[WHAT YOU NEED TO DO]:
Write out all the entries word for word, but skip any images.

[DATA SHOWN]:
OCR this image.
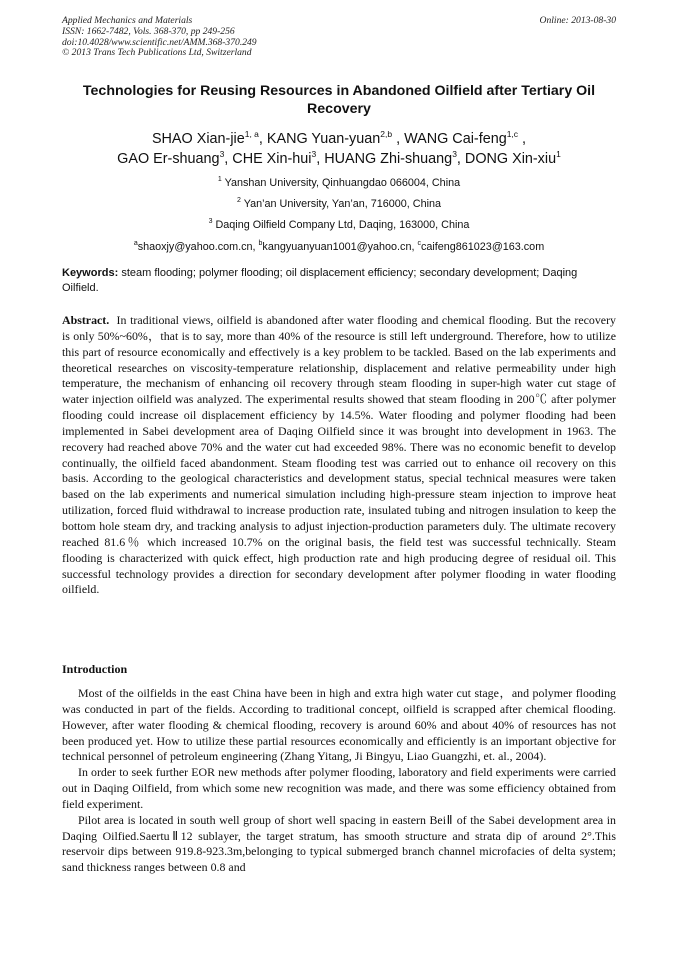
Applied Mechanics and Materials
ISSN: 1662-7482, Vols. 368-370, pp 249-256
doi:10.4028/www.scientific.net/AMM.368-370.249
© 2013 Trans Tech Publications Ltd, Switzerland
Online: 2013-08-30
Technologies for Reusing Resources in Abandoned Oilfield after Tertiary Oil Recovery
SHAO Xian-jie$^{1, a}$, KANG Yuan-yuan$^{2,b}$ , WANG Cai-feng$^{1,c}$ ,
GAO Er-shuang$^3$, CHE Xin-hui$^3$, HUANG Zhi-shuang$^3$, DONG Xin-xiu$^1$
$^1$ Yanshan University, Qinhuangdao 066004, China
$^2$ Yan’an University, Yan’an, 716000, China
$^3$ Daqing Oilfield Company Ltd, Daqing, 163000, China
$^a$shaoxjy@yahoo.com.cn, $^b$kangyuanyuan1001@yahoo.cn, $^c$caifeng861023@163.com
Keywords: steam flooding; polymer flooding; oil displacement efficiency; secondary development; Daqing Oilfield.

Abstract. In traditional views, oilfield is abandoned after water flooding and chemical flooding. But the recovery is only 50%~60%，that is to say, more than 40% of the resource is still left underground. Therefore, how to utilize this part of resource economically and effectively is a key problem to be tackled. Based on the lab experiments and theoretical researches on viscosity-temperature relationship, displacement and relative permeability under high temperature, the mechanism of enhancing oil recovery through steam flooding in super-high water cut stage of water injection oilfield was analyzed. The experimental results showed that steam flooding in 200℃ after polymer flooding could increase oil displacement efficiency by 14.5%. Water flooding and polymer flooding had been implemented in Sabei development area of Daqing Oilfield since it was brought into development in 1963. The recovery had reached above 70% and the water cut had exceeded 98%. There was no economic benefit to develop continually, the oilfield faced abandonment. Steam flooding test was carried out to enhance oil recovery on this basis. According to the geological characteristics and development status, special technical measures were taken based on the lab experiments and numerical simulation including high-pressure steam injection to improve heat utilization, forced fluid withdrawal to increase production rate, insulated tubing and nitrogen insulation to keep the bottom hole steam dry, and tracking analysis to adjust injection-production parameters duly. The ultimate recovery reached 81.6％ which increased 10.7% on the original basis, the field test was successful technically. Steam flooding is characterized with quick effect, high production rate and high producing degree of residual oil. This successful technology provides a direction for secondary development after polymer flooding in water flooding oilfield.

Introduction

Most of the oilfields in the east China have been in high and extra high water cut stage，and polymer flooding was conducted in part of the fields. According to traditional concept, oilfield is scrapped after chemical flooding. However, after water flooding & chemical flooding, recovery is around 60% and about 40% of resources has not been produced yet. How to utilize these partial resources economically and efficiently is an important objective for technical personnel of petroleum engineering (Zhang Yitang, Ji Bingyu, Liao Guangzhi, et. al., 2004).

In order to seek further EOR new methods after polymer flooding, laboratory and field experiments were carried out in Daqing Oilfield, from which some new recognition was made, and there was some efficiency obtained from field experiment.

Pilot area is located in south well group of short well spacing in eastern BeiⅡ of the Sabei development area in Daqing Oilfied.SaertuⅡ12 sublayer, the target stratum, has smooth structure and strata dip of around 2°.This reservoir dips between 919.8-923.3m,belonging to typical submerged branch channel microfacies of delta system; sand thickness ranges between 0.8 and
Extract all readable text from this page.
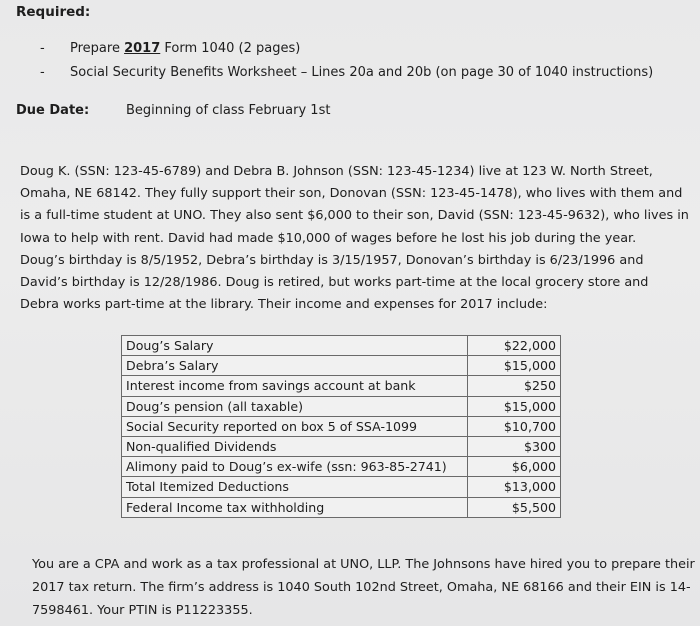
Required:
- Prepare 2017 Form 1040 (2 pages)
- Social Security Benefits Worksheet – Lines 20a and 20b (on page 30 of 1040 instructions)
Due Date:	Beginning of class February 1st
Doug K. (SSN: 123-45-6789) and Debra B. Johnson (SSN: 123-45-1234) live at 123 W. North Street,
Omaha, NE 68142. They fully support their son, Donovan (SSN: 123-45-1478), who lives with them and
is a full-time student at UNO. They also sent $6,000 to their son, David (SSN: 123-45-9632), who lives in
Iowa to help with rent. David had made $10,000 of wages before he lost his job during the year.
Doug’s birthday is 8/5/1952, Debra’s birthday is 3/15/1957, Donovan’s birthday is 6/23/1996 and
David’s birthday is 12/28/1986. Doug is retired, but works part-time at the local grocery store and
Debra works part-time at the library. Their income and expenses for 2017 include:
Doug’s Salary	$22,000
Debra’s Salary	$15,000
Interest income from savings account at bank	$250
Doug’s pension (all taxable)	$15,000
Social Security reported on box 5 of SSA-1099	$10,700
Non-qualified Dividends	$300
Alimony paid to Doug’s ex-wife (ssn: 963-85-2741)	$6,000
Total Itemized Deductions	$13,000
Federal Income tax withholding	$5,500
You are a CPA and work as a tax professional at UNO, LLP. The Johnsons have hired you to prepare their
2017 tax return. The firm’s address is 1040 South 102nd Street, Omaha, NE 68166 and their EIN is 14-
7598461. Your PTIN is P11223355.
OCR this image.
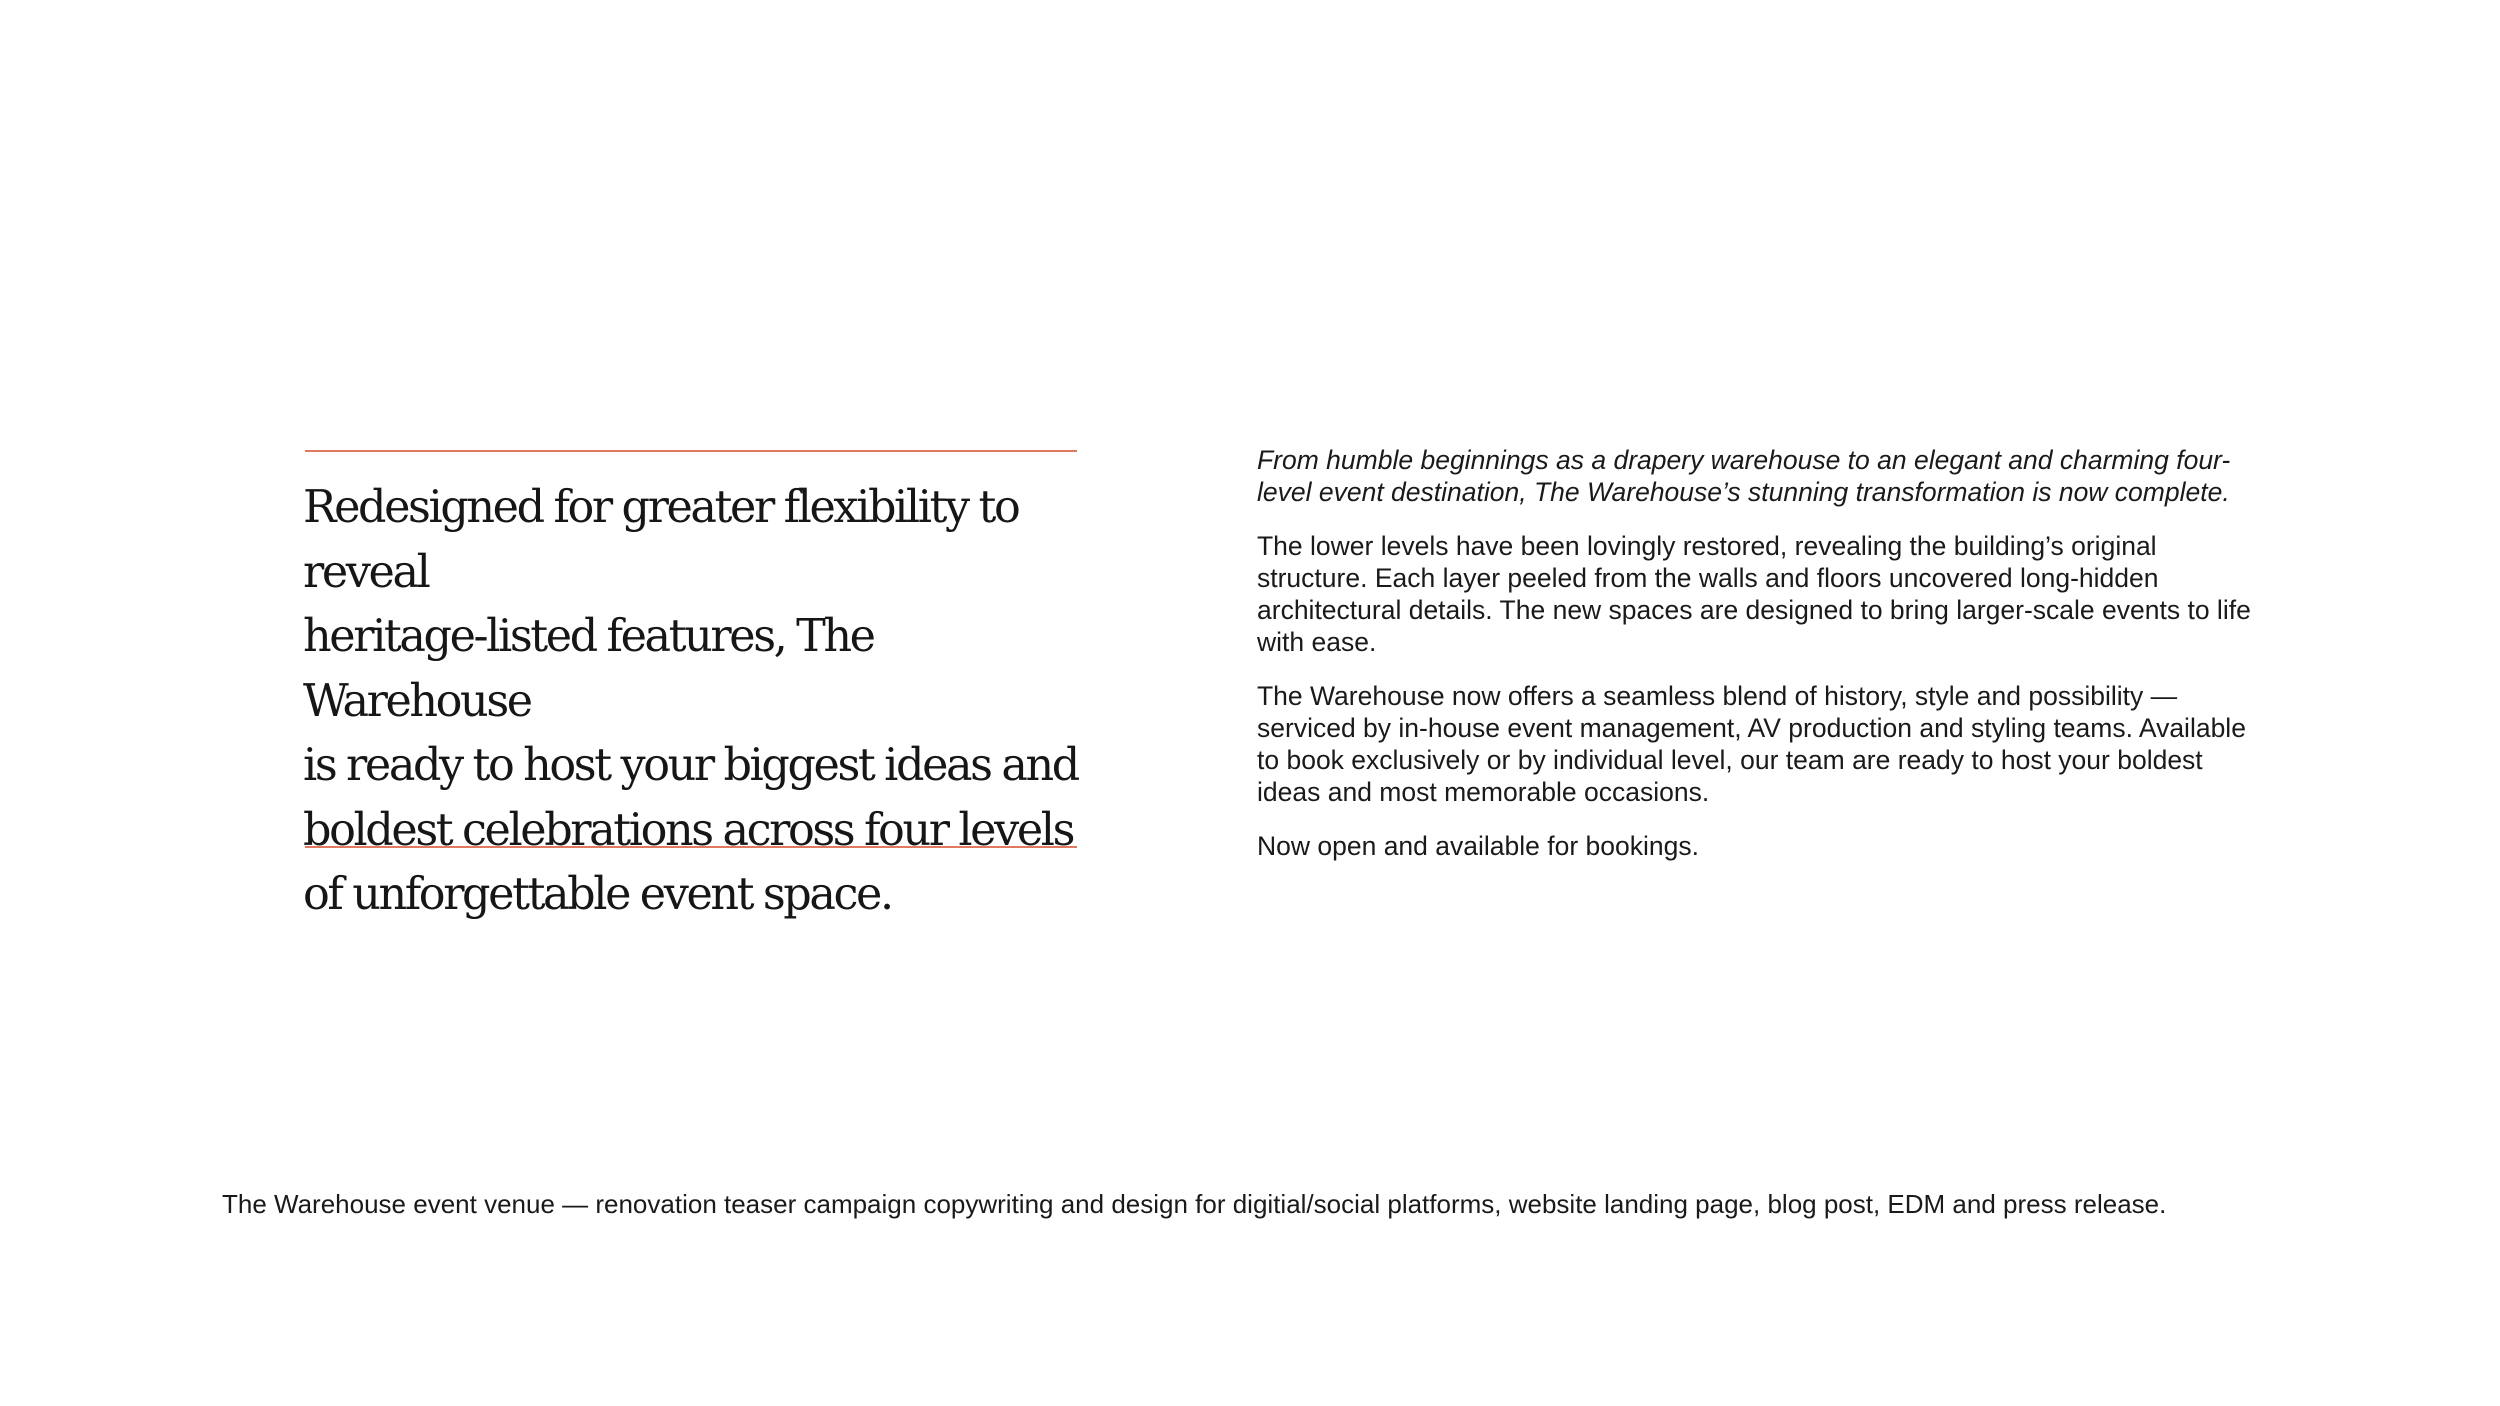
Redesigned for greater flexibility to reveal
heritage-listed features, The Warehouse
is ready to host your biggest ideas and
boldest celebrations across four levels
of unforgettable event space.

From humble beginnings as a drapery warehouse to an elegant and charming four-level event destination, The Warehouse’s stunning transformation is now complete.

The lower levels have been lovingly restored, revealing the building’s original structure. Each layer peeled from the walls and floors uncovered long-hidden architectural details. The new spaces are designed to bring larger-scale events to life with ease.

The Warehouse now offers a seamless blend of history, style and possibility — serviced by in-house event management, AV production and styling teams. Available to book exclusively or by individual level, our team are ready to host your boldest ideas and most memorable occasions.

Now open and available for bookings.

The Warehouse event venue — renovation teaser campaign copywriting and design for digitial/social platforms, website landing page, blog post, EDM and press release.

[FULL SOLUTION]:
OCR this image.
Applied Mechanics and Materials
ISSN: 1662-7482, Vols. 368-370, pp 249-256
doi:10.4028/www.scientific.net/AMM.368-370.249
© 2013 Trans Tech Publications Ltd, Switzerland
Online: 2013-08-30
Technologies for Reusing Resources in Abandoned Oilfield after Tertiary Oil Recovery
SHAO Xian-jie$^{1, a}$, KANG Yuan-yuan$^{2,b}$ , WANG Cai-feng$^{1,c}$ ,
GAO Er-shuang$^3$, CHE Xin-hui$^3$, HUANG Zhi-shuang$^3$, DONG Xin-xiu$^1$
$^1$ Yanshan University, Qinhuangdao 066004, China
$^2$ Yan’an University, Yan’an, 716000, China
$^3$ Daqing Oilfield Company Ltd, Daqing, 163000, China
$^a$shaoxjy@yahoo.com.cn, $^b$kangyuanyuan1001@yahoo.cn, $^c$caifeng861023@163.com
Keywords: steam flooding; polymer flooding; oil displacement efficiency; secondary development; Daqing Oilfield.

Abstract. In traditional views, oilfield is abandoned after water flooding and chemical flooding. But the recovery is only 50%~60%，that is to say, more than 40% of the resource is still left underground. Therefore, how to utilize this part of resource economically and effectively is a key problem to be tackled. Based on the lab experiments and theoretical researches on viscosity-temperature relationship, displacement and relative permeability under high temperature, the mechanism of enhancing oil recovery through steam flooding in super-high water cut stage of water injection oilfield was analyzed. The experimental results showed that steam flooding in 200℃ after polymer flooding could increase oil displacement efficiency by 14.5%. Water flooding and polymer flooding had been implemented in Sabei development area of Daqing Oilfield since it was brought into development in 1963. The recovery had reached above 70% and the water cut had exceeded 98%. There was no economic benefit to develop continually, the oilfield faced abandonment. Steam flooding test was carried out to enhance oil recovery on this basis. According to the geological characteristics and development status, special technical measures were taken based on the lab experiments and numerical simulation including high-pressure steam injection to improve heat utilization, forced fluid withdrawal to increase production rate, insulated tubing and nitrogen insulation to keep the bottom hole steam dry, and tracking analysis to adjust injection-production parameters duly. The ultimate recovery reached 81.6％ which increased 10.7% on the original basis, the field test was successful technically. Steam flooding is characterized with quick effect, high production rate and high producing degree of residual oil. This successful technology provides a direction for secondary development after polymer flooding in water flooding oilfield.

Introduction

Most of the oilfields in the east China have been in high and extra high water cut stage，and polymer flooding was conducted in part of the fields. According to traditional concept, oilfield is scrapped after chemical flooding. However, after water flooding & chemical flooding, recovery is around 60% and about 40% of resources has not been produced yet. How to utilize these partial resources economically and efficiently is an important objective for technical personnel of petroleum engineering (Zhang Yitang, Ji Bingyu, Liao Guangzhi, et. al., 2004).

In order to seek further EOR new methods after polymer flooding, laboratory and field experiments were carried out in Daqing Oilfield, from which some new recognition was made, and there was some efficiency obtained from field experiment.

Pilot area is located in south well group of short well spacing in eastern BeiⅡ of the Sabei development area in Daqing Oilfied.SaertuⅡ12 sublayer, the target stratum, has smooth structure and strata dip of around 2°.This reservoir dips between 919.8-923.3m,belonging to typical submerged branch channel microfacies of delta system; sand thickness ranges between 0.8 and
Extract all readable text from this page.
Required:
- Prepare 2017 Form 1040 (2 pages)
- Social Security Benefits Worksheet – Lines 20a and 20b (on page 30 of 1040 instructions)
Due Date:	Beginning of class February 1st
Doug K. (SSN: 123-45-6789) and Debra B. Johnson (SSN: 123-45-1234) live at 123 W. North Street,
Omaha, NE 68142. They fully support their son, Donovan (SSN: 123-45-1478), who lives with them and
is a full-time student at UNO. They also sent $6,000 to their son, David (SSN: 123-45-9632), who lives in
Iowa to help with rent. David had made $10,000 of wages before he lost his job during the year.
Doug’s birthday is 8/5/1952, Debra’s birthday is 3/15/1957, Donovan’s birthday is 6/23/1996 and
David’s birthday is 12/28/1986. Doug is retired, but works part-time at the local grocery store and
Debra works part-time at the library. Their income and expenses for 2017 include:
Doug’s Salary	$22,000
Debra’s Salary	$15,000
Interest income from savings account at bank	$250
Doug’s pension (all taxable)	$15,000
Social Security reported on box 5 of SSA-1099	$10,700
Non-qualified Dividends	$300
Alimony paid to Doug’s ex-wife (ssn: 963-85-2741)	$6,000
Total Itemized Deductions	$13,000
Federal Income tax withholding	$5,500
You are a CPA and work as a tax professional at UNO, LLP. The Johnsons have hired you to prepare their
2017 tax return. The firm’s address is 1040 South 102nd Street, Omaha, NE 68166 and their EIN is 14-
7598461. Your PTIN is P11223355.
OCR this image.
Redesigned for greater flexibility to reveal
heritage-listed features, The Warehouse
is ready to host your biggest ideas and
boldest celebrations across four levels
of unforgettable event space.

From humble beginnings as a drapery warehouse to an elegant and charming four-level event destination, The Warehouse’s stunning transformation is now complete.

The lower levels have been lovingly restored, revealing the building’s original structure. Each layer peeled from the walls and floors uncovered long-hidden architectural details. The new spaces are designed to bring larger-scale events to life with ease.

The Warehouse now offers a seamless blend of history, style and possibility — serviced by in-house event management, AV production and styling teams. Available to book exclusively or by individual level, our team are ready to host your boldest ideas and most memorable occasions.

Now open and available for bookings.

The Warehouse event venue — renovation teaser campaign copywriting and design for digitial/social platforms, website landing page, blog post, EDM and press release.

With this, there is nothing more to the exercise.